Task description: Give an exact transcription of every line, dropping the images.

Records provided:
***

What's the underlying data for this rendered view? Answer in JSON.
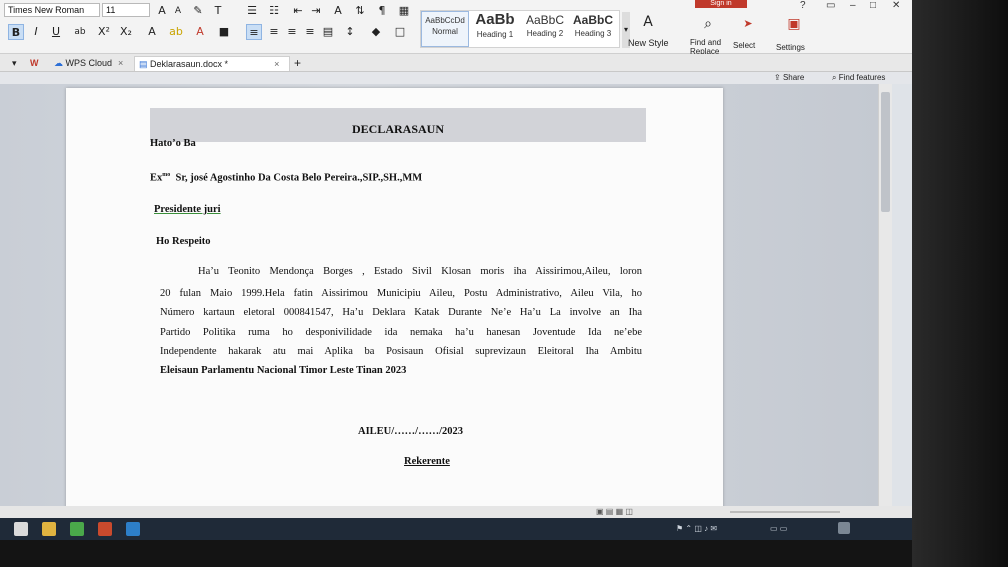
{
  "ribbon": {
    "font_name": "Times New Roman",
    "font_size": "11",
    "styles": [
      {
        "preview": "AaBbCcDd",
        "label": "Normal"
      },
      {
        "preview": "AaBb",
        "label": "Heading 1"
      },
      {
        "preview": "AaBbC",
        "label": "Heading 2"
      },
      {
        "preview": "AaBbC",
        "label": "Heading 3"
      }
    ],
    "new_style": "New Style",
    "find_replace": "Find and Replace",
    "select": "Select",
    "settings": "Settings",
    "sign_in": "Sign in"
  },
  "tabs": [
    {
      "label": "WPS Cloud"
    },
    {
      "label": "Deklarasaun.docx *"
    }
  ],
  "share": "Share",
  "find_features": "Find features",
  "document": {
    "title": "DECLARASAUN",
    "to": "Hato’o Ba",
    "addressee_prefix": "Ex",
    "addressee_suffix": "mo",
    "addressee": "Sr, josé Agostinho Da Costa Belo Pereira.,SIP.,SH.,MM",
    "position": "Presidente juri",
    "greeting": "Ho Respeito",
    "body_lines": [
      "Ha’u Teonito Mendonça Borges , Estado Sivil Klosan moris iha Aissirimou,Aileu, loron",
      "20 fulan Maio 1999.Hela fatin Aissirimou Municipiu Aileu, Postu Administrativo, Aileu Vila, ho",
      "Número kartaun eletoral 000841547, Ha’u Deklara Katak Durante Ne’e Ha’u La involve an Iha",
      "Partido Politika ruma ho desponivilidade ida nemaka ha’u hanesan Joventude Ida ne’ebe",
      "Independente hakarak atu mai Aplika ba Posisaun Ofisial suprevizaun Eleitoral Iha Ambitu",
      "Eleisaun Parlamentu Nacional Timor Leste Tinan 2023"
    ],
    "place_date": "AILEU/……/……/2023",
    "signature": "Rekerente"
  }
}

***

The solution:
What's the underlying data for this rendered view? Answer in JSON.
{
  "ribbon": {
    "font_name": "Times New Roman",
    "font_size": "11",
    "styles": [
      {
        "preview": "AaBbCcDd",
        "label": "Normal"
      },
      {
        "preview": "AaBb",
        "label": "Heading 1"
      },
      {
        "preview": "AaBbC",
        "label": "Heading 2"
      },
      {
        "preview": "AaBbC",
        "label": "Heading 3"
      }
    ],
    "new_style": "New Style",
    "find_replace": "Find and Replace",
    "select": "Select",
    "settings": "Settings",
    "sign_in": "Sign in"
  },
  "tabs": [
    {
      "label": "WPS Cloud"
    },
    {
      "label": "Deklarasaun.docx *"
    }
  ],
  "share": "Share",
  "find_features": "Find features",
  "document": {
    "title": "DECLARASAUN",
    "to": "Hato’o Ba",
    "addressee_prefix": "Ex",
    "addressee_suffix": "mo",
    "addressee": "Sr, josé Agostinho Da Costa Belo Pereira.,SIP.,SH.,MM",
    "position": "Presidente juri",
    "greeting": "Ho Respeito",
    "body_lines": [
      "Ha’u Teonito Mendonça Borges , Estado Sivil Klosan moris iha Aissirimou,Aileu, loron",
      "20 fulan Maio 1999.Hela fatin Aissirimou Municipiu Aileu, Postu Administrativo, Aileu Vila, ho",
      "Número kartaun eletoral 000841547, Ha’u Deklara Katak Durante Ne’e Ha’u La involve an Iha",
      "Partido Politika ruma ho desponivilidade ida nemaka ha’u hanesan Joventude Ida ne’ebe",
      "Independente hakarak atu mai Aplika ba Posisaun Ofisial suprevizaun Eleitoral Iha Ambitu",
      "Eleisaun Parlamentu Nacional Timor Leste Tinan 2023"
    ],
    "place_date": "AILEU/……/……/2023",
    "signature": "Rekerente"
  }
}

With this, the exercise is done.